• _ЗАДАНИЯ_:
A - Что, по словам текста об Окуджаве, поклонники Булата приносили на домашние выступления и концерты?
B - Перепишите без изменений часть текста об Окуджаве, начиная со слов «Спустя годы Владимир» и дальше до слов «по проверенным каналам.» включительно.
C - Подхватите текст об Окуджаве и допишите продолжение сразу после его последнего предложения.

Это мерцающее, практически неуловимое состояние можно было искать годами, но, найдя, его уже невозможно потерять, потому как оно и было частью того, что называется нервом поэзии, причем не только и не столько зарифмованных слов, но отношения к жизни в целом.
Спустя годы Владимир Высоцкий скажет: «Я когда-то давно услышал во время съемок в Ленинграде, по-моему… как Булат Окуджава поет свои стихи. И меня тогда поразило. Я писал стихи, как всякие люди молодые пишут стихи, и я подумал, насколько сильнее воздействие его стихов на слушателей, когда он это делает… с гитарой. То есть, когда кладет их на какую-то ритмическую музыкальную основу и исполняет. И я подумал, что, может быть, попробовать делать то же самое».
На рубеже 1950–1960-х годов голос Окуджавы уже жил отдельно от автора. На домашние выступления, на концерты в ДК и библиотеках поклонники Булата приносили по несколько магнитофонов, «писали» импровизированные выступления целиком и без «чистового» монтажа (просто тогда такой техники в бытовом обиходе не существовало), изготавливали сразу по несколько копий, которые распространялись по проверенным каналам.
Это было ритуалом и магией одновременно, когда голос начинал звучать из магнитофонного динамика, обтянутого вылинявшей желтой радиотканью и забранного целлулоидной решеткой, которая напоминала решетку радиадора 21-й «Волги» с оленем.

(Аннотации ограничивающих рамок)
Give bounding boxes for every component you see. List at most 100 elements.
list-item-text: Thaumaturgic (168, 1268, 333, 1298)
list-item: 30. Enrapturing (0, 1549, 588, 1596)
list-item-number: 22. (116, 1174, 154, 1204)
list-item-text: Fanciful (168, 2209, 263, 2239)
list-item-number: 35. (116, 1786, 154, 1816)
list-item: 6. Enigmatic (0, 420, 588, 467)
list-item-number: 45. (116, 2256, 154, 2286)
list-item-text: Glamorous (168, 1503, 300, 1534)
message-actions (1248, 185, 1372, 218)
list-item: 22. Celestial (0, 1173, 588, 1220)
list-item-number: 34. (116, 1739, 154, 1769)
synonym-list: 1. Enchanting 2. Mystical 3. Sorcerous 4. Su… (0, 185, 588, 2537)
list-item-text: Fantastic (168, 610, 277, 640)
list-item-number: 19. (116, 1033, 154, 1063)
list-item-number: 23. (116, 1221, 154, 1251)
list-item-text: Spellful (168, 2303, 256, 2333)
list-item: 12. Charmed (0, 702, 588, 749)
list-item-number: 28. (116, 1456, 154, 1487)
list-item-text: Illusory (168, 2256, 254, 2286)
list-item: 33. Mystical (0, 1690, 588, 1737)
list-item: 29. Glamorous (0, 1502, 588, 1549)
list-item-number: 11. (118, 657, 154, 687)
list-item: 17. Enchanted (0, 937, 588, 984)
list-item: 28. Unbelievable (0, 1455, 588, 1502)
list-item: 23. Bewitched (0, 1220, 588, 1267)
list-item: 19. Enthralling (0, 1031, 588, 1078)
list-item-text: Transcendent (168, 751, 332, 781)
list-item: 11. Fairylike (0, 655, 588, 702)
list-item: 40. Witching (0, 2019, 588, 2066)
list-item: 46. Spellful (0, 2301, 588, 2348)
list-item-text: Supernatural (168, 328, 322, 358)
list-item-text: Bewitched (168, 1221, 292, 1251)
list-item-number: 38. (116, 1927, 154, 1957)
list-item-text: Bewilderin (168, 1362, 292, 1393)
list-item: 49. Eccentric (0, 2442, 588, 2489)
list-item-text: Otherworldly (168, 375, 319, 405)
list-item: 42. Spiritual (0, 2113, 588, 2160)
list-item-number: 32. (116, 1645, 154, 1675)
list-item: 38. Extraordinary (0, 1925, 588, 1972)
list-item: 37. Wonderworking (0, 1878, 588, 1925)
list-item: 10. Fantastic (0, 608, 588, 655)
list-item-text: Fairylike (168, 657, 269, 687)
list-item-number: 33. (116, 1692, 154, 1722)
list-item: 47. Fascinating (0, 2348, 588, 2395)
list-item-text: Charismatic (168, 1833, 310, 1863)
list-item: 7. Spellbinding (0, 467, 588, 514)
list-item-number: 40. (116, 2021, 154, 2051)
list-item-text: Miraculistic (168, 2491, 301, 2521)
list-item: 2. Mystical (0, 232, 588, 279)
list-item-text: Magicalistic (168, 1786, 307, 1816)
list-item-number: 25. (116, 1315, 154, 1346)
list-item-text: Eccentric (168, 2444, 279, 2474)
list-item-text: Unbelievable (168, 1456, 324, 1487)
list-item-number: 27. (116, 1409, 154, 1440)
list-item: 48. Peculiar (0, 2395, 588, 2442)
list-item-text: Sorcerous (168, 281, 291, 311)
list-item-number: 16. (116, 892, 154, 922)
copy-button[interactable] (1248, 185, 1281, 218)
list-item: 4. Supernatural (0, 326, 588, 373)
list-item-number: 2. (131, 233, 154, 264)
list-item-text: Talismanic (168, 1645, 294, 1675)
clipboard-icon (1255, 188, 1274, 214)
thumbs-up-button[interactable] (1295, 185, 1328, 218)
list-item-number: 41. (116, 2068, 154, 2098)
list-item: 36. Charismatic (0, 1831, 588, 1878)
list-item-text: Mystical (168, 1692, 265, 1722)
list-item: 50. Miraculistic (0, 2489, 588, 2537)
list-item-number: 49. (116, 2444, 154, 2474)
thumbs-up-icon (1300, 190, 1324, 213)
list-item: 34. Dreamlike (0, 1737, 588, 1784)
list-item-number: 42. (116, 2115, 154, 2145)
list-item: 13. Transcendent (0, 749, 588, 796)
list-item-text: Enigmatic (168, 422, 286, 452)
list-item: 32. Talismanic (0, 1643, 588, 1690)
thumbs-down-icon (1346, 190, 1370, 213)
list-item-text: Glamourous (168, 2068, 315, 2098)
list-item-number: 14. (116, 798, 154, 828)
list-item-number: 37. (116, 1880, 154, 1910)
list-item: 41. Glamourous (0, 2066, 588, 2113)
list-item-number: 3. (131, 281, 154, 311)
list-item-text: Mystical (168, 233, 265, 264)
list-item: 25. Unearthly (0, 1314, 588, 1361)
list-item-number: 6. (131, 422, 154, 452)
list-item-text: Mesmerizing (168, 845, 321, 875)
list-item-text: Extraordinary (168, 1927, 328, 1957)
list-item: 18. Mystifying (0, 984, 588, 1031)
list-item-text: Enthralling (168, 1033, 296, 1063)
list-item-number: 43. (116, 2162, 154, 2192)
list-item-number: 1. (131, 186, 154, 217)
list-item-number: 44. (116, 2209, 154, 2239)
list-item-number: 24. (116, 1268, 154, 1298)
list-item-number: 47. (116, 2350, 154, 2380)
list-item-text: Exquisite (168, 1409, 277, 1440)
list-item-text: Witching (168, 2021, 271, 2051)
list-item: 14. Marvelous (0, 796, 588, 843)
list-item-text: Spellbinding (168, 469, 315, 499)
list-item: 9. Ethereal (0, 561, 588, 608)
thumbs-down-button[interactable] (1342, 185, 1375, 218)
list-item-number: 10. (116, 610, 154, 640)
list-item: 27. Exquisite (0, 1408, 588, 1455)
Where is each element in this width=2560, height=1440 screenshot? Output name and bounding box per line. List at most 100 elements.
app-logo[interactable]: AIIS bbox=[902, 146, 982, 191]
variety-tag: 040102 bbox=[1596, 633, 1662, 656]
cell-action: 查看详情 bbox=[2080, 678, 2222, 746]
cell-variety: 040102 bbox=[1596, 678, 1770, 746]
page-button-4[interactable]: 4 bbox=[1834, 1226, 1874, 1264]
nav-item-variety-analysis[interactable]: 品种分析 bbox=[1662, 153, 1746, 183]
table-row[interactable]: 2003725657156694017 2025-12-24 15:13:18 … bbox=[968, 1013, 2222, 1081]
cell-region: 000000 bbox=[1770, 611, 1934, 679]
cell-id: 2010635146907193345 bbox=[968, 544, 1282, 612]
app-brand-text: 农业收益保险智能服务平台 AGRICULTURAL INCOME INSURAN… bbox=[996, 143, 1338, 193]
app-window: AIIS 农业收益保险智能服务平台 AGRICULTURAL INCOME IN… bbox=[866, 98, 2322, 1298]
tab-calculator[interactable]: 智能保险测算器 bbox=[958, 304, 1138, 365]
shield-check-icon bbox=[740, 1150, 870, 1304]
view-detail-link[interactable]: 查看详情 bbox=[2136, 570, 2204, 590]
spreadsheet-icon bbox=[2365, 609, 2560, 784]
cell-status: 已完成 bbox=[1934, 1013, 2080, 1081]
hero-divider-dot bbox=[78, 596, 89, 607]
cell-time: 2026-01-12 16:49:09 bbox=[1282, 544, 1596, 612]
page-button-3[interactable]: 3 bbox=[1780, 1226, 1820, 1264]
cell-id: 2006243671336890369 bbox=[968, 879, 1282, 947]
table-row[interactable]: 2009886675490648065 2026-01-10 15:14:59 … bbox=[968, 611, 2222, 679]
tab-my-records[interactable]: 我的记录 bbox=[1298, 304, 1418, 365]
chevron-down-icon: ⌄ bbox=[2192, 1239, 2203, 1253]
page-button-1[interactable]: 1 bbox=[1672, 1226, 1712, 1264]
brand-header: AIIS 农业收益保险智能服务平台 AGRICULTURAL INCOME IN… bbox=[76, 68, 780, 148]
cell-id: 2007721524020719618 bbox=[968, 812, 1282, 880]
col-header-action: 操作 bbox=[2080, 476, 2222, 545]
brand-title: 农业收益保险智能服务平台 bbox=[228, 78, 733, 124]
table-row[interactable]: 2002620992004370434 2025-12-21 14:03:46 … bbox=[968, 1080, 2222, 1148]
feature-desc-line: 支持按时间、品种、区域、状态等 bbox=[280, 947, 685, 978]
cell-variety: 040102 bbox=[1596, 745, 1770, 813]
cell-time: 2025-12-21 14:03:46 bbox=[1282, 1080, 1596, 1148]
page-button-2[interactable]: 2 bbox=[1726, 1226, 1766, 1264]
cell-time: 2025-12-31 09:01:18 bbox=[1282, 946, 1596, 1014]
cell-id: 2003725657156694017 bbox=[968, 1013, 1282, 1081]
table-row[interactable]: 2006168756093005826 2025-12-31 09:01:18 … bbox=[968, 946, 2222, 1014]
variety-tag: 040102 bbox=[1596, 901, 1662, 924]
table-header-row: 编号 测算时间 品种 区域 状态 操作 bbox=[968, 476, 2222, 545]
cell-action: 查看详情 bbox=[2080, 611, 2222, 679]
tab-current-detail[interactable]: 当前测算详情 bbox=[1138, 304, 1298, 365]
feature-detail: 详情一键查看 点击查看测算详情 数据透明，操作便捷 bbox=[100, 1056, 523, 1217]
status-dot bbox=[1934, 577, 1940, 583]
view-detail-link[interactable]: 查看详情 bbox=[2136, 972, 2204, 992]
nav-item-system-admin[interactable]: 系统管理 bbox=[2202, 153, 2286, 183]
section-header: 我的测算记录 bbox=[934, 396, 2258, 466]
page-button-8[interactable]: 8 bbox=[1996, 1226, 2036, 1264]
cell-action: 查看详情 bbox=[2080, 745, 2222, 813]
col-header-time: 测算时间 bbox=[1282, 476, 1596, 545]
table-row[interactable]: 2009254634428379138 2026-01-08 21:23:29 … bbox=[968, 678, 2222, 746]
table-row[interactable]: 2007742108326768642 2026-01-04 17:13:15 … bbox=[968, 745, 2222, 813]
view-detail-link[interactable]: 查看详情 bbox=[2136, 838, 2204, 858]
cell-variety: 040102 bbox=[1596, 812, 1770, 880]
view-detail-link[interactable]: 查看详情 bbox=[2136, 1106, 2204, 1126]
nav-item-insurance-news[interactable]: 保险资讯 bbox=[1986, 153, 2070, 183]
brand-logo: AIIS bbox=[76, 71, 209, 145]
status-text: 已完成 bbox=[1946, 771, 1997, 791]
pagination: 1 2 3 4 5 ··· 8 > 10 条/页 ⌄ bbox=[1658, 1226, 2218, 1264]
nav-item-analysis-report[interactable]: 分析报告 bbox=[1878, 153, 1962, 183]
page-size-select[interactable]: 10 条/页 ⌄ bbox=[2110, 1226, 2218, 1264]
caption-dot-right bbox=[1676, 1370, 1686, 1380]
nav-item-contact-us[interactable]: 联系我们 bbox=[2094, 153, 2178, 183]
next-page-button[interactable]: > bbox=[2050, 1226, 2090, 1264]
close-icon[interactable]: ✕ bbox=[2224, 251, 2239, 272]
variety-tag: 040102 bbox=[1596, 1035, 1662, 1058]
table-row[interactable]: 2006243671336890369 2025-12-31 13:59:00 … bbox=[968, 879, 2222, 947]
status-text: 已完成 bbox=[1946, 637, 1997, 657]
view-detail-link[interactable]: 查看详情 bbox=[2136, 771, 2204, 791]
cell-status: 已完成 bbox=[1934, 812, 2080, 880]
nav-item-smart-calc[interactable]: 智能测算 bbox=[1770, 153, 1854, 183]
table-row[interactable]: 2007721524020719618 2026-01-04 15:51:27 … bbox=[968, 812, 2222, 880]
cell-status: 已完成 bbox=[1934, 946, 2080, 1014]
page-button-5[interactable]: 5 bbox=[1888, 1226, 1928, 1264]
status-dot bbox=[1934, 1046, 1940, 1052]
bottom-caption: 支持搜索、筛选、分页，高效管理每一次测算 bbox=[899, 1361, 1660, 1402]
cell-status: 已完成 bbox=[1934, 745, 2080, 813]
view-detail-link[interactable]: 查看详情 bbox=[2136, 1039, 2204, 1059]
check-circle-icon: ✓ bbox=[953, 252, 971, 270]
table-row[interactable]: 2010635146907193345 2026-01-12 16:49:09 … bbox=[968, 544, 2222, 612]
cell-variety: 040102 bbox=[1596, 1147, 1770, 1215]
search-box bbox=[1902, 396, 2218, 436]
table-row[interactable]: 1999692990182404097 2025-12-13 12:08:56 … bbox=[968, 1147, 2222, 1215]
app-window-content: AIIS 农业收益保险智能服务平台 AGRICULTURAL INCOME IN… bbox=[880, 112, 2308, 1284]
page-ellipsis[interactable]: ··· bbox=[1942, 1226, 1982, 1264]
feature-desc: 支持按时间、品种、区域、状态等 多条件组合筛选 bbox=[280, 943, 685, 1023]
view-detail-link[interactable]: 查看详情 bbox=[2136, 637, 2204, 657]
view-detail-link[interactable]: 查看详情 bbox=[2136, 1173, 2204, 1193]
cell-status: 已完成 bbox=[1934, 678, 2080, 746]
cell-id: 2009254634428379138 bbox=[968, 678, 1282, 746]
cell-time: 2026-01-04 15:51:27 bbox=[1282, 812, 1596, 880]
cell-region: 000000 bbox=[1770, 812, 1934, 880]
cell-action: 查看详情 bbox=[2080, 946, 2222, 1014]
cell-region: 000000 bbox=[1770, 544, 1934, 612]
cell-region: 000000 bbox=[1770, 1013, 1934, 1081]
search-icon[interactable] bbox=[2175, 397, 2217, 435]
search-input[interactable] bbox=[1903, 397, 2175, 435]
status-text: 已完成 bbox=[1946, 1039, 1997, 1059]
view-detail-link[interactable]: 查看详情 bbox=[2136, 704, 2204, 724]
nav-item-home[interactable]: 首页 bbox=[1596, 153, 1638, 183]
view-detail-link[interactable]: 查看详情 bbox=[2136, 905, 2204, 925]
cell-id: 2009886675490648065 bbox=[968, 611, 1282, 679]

• _ОТВЕТЫ_:
A - Они приносили по несколько магнитофонов.

B -
Спустя годы Владимир Высоцкий скажет: «Я когда-то давно услышал во время съемок в Ленинграде, по-моему… как Булат Окуджава поет свои стихи. И меня тогда поразило. Я писал стихи, как всякие люди молодые пишут стихи, и я подумал, насколько сильнее воздействие его стихов на слушателей, когда он это делает… с гитарой. То есть, когда кладет их на какую-то ритмическую музыкальную основу и исполняет. И я подумал, что, может быть, попробовать делать то же самое».
На рубеже 1950–1960-х годов голос Окуджавы уже жил отдельно от автора. На домашние выступления, на концерты в ДК и библиотеках поклонники Булата приносили по несколько магнитофонов, «писали» импровизированные выступления целиком и без «чистового» монтажа (просто тогда такой техники в бытовом обиходе не существовало), изготавливали сразу по несколько копий, которые распространялись по проверенным каналам.

C -
Однако визуально звучание голоса Окуджавы было абсолютно невозможно соотнести с вращающимися бабинами, потому как полностью приходили в противоречие интонация и ритм, содержание и работа электромотора, мелодия и неостановимый бег счетчика метража магнитой ленты. В этом и была коллизия, загадка, если угодно, звучащего голосом Булата ящика, который, по логике, должен был выдавать Миансарову или Кристалинскую, Бернеса или Трошина, Пресли или Эдит Пиаф.
Как это часто бывает, технический прогресс неизбежно породил магнитофонную контркультуру (в том числе), ставшую следствием неистребимого желания как исполнителя, так и слушателя осуществить свободное, ничем и никем не цензурируемое высказывание — глубоко личное или провокативное, непонятное для большинства или, напротив, нарочито популярное, наболевшее, но в силу тех или иных причин запрещенное и подконтрольное.
Искусствовед, архивист, писатель Лев Шилов следующим образом описал время так называемого «магнитофонного бума», одной из ключевых фигур которого и стал Булат Окуджава.
«Это было в один из дней осени 1962 года.
Уже из трамвая я увидел густую толпу, милицию перед входом и понял, что попасть на этот поэтический вечер без билета будет непросто. Билета у меня не было, но был огромный, тяжелый магнитофон «Днепр-3». Подняв его на плечи и выкрикивая что-то вроде «Пропустите технику!», я ринулся в самую гущу. И меня… пропустили. Другие (не такие нахальные) любители поэзии посторонились, а милиционеры мне даже помогли.
Так мне удалось не только попасть на этот замечательный, необычный вечер, но и записать на магнитофон выступления любимых поэтов: Ахмадулиной, Окуджавы, Слуцкого, Евтушенко, Вознесенского. Уже из перечня имен ясно, почему я называю этот вечер замечательным…
А необычность его состояла в том, что это был один из вечеров, который снимала киногруппа Марлена Хуциева для кинофильма «Застава Ильича».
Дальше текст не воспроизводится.